Required work: Scan the lines below; pull out those with "document".

■ ■ ■ ■

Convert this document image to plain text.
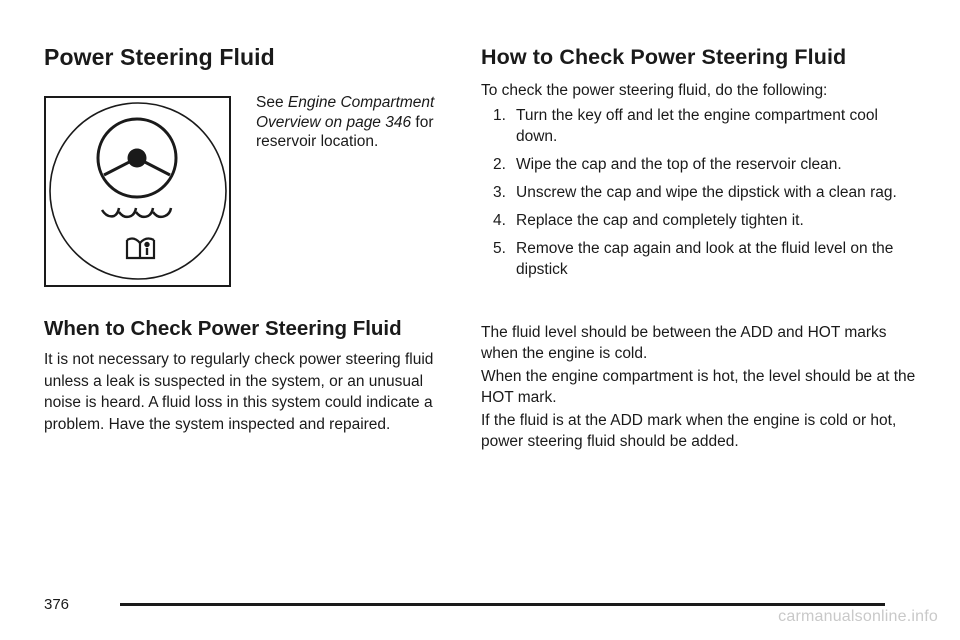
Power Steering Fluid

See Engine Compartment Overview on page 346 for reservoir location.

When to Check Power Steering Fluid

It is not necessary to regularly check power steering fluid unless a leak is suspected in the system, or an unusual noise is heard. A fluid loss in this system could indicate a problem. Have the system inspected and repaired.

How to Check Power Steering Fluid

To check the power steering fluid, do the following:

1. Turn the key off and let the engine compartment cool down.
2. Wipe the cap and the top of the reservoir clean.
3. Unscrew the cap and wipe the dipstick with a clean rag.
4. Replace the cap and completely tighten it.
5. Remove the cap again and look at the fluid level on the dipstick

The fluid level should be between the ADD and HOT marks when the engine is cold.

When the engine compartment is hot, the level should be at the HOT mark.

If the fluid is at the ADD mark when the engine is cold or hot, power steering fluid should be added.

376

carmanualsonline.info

■ ■ ■ ■

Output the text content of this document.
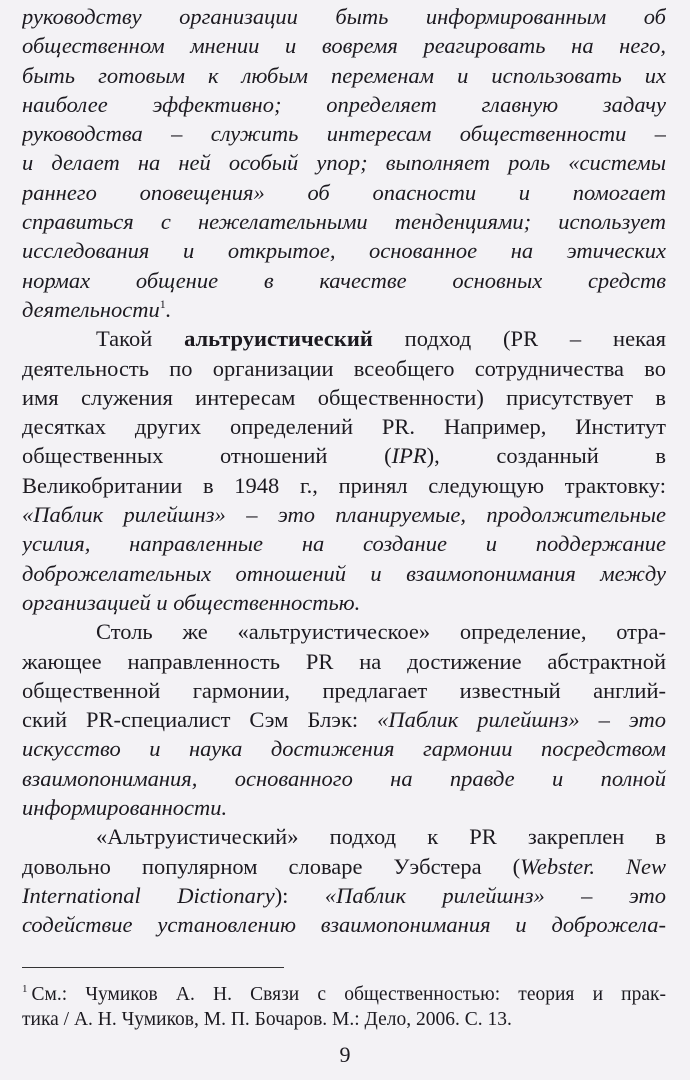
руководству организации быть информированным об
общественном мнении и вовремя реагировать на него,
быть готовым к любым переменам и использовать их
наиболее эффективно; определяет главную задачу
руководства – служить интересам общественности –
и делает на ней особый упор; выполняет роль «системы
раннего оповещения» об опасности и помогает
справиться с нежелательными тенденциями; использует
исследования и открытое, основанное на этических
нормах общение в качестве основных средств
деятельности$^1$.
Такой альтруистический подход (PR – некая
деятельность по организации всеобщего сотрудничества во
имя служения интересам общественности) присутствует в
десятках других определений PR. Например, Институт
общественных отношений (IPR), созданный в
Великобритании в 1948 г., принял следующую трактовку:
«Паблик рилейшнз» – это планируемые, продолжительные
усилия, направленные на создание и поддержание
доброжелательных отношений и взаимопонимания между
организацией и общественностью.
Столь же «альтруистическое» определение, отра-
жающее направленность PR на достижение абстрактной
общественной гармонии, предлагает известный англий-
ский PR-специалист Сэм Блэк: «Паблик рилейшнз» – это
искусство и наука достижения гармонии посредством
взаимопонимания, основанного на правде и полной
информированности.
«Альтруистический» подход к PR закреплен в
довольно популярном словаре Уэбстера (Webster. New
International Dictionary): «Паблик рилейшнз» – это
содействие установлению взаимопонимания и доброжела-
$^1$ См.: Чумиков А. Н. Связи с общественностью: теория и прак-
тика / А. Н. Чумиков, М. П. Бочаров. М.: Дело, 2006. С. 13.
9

■ ■ ■ ■

Full solution:
Convert this document image to plain text.
Output the text content of this document.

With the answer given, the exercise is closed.